**Your task:**
Each line of the listing that contains the word "Sperrstellung" is to be copied.

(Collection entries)
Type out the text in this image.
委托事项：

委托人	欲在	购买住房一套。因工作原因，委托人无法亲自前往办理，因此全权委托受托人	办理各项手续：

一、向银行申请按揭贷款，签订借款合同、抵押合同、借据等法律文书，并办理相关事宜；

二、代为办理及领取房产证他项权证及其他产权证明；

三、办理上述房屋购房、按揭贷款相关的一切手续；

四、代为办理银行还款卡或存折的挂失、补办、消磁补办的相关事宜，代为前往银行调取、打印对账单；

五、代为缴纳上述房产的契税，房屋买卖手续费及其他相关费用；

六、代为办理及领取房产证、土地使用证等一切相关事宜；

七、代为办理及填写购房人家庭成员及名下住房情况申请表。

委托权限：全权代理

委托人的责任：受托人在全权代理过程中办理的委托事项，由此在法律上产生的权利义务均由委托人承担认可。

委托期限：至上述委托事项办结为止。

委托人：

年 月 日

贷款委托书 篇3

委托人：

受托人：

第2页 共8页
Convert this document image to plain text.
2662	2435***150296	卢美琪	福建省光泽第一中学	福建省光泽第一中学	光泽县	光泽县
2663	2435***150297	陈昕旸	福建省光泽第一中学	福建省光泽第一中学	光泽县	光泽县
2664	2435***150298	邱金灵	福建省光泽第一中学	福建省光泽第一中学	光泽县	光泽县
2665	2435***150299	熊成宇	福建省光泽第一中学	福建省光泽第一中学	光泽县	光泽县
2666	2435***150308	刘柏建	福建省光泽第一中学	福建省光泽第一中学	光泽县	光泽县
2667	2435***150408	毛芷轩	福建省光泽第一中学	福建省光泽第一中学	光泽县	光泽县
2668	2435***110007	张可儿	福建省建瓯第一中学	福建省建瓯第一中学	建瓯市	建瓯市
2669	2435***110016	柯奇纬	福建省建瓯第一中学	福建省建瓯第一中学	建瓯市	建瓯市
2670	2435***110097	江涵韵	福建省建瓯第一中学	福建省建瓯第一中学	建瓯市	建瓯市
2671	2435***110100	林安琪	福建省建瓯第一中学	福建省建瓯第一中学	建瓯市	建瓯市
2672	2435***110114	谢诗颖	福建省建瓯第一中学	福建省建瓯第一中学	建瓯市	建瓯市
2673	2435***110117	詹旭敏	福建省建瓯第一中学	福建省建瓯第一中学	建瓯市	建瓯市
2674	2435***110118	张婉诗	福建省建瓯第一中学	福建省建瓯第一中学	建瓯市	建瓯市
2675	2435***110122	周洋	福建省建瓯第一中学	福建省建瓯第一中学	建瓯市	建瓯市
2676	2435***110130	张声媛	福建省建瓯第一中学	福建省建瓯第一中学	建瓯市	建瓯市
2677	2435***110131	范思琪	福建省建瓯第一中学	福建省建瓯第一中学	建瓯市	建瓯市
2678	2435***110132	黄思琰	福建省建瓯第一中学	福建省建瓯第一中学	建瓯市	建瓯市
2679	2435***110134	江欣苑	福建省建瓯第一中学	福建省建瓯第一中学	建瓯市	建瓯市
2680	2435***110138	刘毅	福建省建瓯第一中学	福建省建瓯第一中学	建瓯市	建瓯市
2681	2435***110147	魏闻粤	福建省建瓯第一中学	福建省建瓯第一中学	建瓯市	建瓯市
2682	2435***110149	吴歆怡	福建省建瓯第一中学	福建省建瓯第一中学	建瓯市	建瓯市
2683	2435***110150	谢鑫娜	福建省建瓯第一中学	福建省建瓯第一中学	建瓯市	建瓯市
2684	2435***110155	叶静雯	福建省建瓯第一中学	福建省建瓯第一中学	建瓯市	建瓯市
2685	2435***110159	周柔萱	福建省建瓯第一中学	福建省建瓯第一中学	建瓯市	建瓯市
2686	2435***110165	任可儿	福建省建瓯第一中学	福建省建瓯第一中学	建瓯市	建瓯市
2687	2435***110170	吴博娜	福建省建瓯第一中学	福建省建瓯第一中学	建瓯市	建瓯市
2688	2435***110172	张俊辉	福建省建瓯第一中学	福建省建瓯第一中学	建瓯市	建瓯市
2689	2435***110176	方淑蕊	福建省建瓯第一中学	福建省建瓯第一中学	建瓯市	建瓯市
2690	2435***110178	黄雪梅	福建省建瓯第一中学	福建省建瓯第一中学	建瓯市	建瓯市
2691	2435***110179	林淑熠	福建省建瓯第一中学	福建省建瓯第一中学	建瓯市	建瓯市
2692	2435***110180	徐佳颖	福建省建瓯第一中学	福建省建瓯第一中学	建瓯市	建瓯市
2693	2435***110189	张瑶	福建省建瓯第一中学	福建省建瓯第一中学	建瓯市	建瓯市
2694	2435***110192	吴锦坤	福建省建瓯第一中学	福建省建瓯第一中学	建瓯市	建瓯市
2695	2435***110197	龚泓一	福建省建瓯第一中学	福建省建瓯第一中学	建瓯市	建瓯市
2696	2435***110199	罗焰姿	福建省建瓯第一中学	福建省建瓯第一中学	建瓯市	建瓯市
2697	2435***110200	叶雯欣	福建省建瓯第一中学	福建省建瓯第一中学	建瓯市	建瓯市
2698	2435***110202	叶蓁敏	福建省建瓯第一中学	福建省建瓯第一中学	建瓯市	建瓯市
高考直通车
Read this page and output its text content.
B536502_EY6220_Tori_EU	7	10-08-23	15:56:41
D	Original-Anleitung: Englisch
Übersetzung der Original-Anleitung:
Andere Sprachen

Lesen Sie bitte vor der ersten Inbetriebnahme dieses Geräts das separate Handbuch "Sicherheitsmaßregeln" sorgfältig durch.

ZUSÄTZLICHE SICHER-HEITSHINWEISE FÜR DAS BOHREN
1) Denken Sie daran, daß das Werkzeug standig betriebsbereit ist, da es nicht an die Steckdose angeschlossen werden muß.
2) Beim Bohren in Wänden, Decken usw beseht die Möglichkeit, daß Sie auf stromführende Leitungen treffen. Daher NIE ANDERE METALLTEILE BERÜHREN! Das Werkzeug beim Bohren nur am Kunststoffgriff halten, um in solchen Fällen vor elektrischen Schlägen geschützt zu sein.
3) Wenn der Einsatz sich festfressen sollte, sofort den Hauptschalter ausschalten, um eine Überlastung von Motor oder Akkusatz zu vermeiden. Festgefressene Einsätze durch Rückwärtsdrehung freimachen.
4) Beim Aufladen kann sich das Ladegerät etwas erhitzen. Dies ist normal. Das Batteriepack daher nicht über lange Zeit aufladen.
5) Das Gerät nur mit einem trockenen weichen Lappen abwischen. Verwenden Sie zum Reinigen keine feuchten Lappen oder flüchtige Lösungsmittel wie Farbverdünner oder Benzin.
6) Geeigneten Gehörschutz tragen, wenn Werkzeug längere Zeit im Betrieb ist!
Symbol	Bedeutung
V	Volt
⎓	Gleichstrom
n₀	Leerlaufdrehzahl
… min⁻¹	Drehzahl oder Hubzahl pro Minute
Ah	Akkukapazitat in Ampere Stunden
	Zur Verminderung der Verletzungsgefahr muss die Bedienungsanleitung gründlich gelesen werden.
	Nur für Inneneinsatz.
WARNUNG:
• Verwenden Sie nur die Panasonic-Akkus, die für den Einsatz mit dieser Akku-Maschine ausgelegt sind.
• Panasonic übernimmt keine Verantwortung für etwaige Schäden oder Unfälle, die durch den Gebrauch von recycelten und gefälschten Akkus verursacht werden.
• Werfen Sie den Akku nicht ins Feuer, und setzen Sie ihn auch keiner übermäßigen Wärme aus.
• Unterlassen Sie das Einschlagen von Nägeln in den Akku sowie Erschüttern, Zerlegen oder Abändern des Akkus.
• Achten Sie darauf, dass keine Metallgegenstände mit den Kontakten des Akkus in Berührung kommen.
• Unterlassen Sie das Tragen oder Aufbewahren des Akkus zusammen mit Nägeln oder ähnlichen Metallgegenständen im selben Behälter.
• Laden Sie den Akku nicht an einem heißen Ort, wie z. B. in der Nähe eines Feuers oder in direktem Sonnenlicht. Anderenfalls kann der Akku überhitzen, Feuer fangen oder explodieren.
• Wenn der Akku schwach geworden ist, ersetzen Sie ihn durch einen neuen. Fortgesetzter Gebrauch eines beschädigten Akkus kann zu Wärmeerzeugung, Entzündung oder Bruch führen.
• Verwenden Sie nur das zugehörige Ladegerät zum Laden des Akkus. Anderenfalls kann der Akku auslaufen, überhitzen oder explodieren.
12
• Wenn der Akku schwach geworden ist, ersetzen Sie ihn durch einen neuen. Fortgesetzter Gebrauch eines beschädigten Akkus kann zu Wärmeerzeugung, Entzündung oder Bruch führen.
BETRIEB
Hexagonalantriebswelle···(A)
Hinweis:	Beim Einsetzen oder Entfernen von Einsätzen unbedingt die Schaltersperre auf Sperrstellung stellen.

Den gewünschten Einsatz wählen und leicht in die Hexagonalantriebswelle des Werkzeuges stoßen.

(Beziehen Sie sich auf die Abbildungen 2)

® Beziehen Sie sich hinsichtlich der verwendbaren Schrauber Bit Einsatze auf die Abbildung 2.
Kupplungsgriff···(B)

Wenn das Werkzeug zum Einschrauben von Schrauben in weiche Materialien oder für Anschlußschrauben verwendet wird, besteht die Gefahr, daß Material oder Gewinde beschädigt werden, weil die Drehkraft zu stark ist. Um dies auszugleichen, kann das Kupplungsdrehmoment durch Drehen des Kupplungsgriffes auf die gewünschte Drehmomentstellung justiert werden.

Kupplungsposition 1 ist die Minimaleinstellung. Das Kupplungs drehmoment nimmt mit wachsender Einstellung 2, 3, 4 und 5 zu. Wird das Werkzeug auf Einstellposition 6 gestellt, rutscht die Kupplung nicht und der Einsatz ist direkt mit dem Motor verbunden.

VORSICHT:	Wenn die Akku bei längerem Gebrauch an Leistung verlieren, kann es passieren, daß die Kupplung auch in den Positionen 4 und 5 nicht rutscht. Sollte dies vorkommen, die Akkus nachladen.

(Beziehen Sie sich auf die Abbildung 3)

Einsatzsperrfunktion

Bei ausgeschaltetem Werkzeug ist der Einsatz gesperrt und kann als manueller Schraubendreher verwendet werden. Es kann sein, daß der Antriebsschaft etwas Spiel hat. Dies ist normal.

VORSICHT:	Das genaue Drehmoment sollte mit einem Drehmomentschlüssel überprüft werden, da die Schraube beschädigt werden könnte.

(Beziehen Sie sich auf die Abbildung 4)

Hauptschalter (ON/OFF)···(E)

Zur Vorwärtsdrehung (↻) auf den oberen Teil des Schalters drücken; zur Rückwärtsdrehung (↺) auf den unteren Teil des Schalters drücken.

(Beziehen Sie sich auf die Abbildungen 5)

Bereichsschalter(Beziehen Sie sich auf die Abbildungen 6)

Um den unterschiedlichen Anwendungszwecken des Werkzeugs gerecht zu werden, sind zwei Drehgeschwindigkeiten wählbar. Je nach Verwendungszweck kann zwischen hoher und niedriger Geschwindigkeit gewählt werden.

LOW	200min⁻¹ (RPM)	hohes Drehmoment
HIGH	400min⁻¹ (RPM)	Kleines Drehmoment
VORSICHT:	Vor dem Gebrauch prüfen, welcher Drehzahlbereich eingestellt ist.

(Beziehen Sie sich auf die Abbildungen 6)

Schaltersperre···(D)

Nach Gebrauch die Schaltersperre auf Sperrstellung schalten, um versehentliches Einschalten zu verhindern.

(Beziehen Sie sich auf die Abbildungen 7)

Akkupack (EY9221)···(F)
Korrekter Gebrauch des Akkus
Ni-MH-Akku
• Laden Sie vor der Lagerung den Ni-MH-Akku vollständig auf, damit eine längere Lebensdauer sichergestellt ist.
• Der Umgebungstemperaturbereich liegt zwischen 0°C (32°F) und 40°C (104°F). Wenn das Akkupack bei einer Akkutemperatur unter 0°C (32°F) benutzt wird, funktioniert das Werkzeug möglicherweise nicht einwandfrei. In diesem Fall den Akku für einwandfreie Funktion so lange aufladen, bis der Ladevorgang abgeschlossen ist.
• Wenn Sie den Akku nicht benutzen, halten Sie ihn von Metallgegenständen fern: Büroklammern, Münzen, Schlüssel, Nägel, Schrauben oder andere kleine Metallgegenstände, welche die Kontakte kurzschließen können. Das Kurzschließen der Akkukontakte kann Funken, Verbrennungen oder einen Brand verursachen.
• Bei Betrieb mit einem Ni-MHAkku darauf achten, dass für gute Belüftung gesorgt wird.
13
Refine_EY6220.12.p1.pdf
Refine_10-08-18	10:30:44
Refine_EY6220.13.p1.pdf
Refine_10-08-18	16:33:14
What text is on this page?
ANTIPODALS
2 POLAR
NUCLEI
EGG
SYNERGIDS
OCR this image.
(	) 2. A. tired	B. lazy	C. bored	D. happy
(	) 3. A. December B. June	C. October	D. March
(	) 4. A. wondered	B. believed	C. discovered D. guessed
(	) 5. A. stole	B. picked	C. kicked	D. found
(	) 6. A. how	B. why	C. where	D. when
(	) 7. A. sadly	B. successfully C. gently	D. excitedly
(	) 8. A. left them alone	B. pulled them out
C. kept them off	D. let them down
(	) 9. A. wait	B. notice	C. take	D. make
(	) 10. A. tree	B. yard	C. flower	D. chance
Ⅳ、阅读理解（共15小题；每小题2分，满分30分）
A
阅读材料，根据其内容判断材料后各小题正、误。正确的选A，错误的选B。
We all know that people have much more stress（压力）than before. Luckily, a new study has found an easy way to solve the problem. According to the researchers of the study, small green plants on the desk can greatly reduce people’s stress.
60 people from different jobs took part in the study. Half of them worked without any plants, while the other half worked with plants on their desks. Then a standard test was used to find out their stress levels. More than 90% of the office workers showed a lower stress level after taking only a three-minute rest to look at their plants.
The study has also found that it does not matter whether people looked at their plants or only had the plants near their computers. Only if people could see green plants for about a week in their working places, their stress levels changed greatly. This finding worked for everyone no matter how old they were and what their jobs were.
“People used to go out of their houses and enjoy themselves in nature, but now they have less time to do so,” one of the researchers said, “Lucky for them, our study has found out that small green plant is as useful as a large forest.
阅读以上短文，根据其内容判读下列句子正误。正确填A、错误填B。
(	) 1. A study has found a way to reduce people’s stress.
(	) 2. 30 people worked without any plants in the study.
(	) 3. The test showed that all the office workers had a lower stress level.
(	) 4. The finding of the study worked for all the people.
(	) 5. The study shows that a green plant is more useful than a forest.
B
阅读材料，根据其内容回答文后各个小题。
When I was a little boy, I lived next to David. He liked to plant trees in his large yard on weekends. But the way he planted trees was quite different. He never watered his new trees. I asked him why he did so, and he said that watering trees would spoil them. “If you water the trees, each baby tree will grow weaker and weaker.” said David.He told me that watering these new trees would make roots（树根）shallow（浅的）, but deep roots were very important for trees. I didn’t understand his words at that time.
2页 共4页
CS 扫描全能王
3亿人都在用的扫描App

**Result of the exercise:**
Hinweis:	Beim Einsetzen oder Entfernen von Einsätzen unbedingt die Schaltersperre auf Sperrstellung stellen.
Nach Gebrauch die Schaltersperre auf Sperrstellung schalten, um versehentliches Einschalten zu verhindern.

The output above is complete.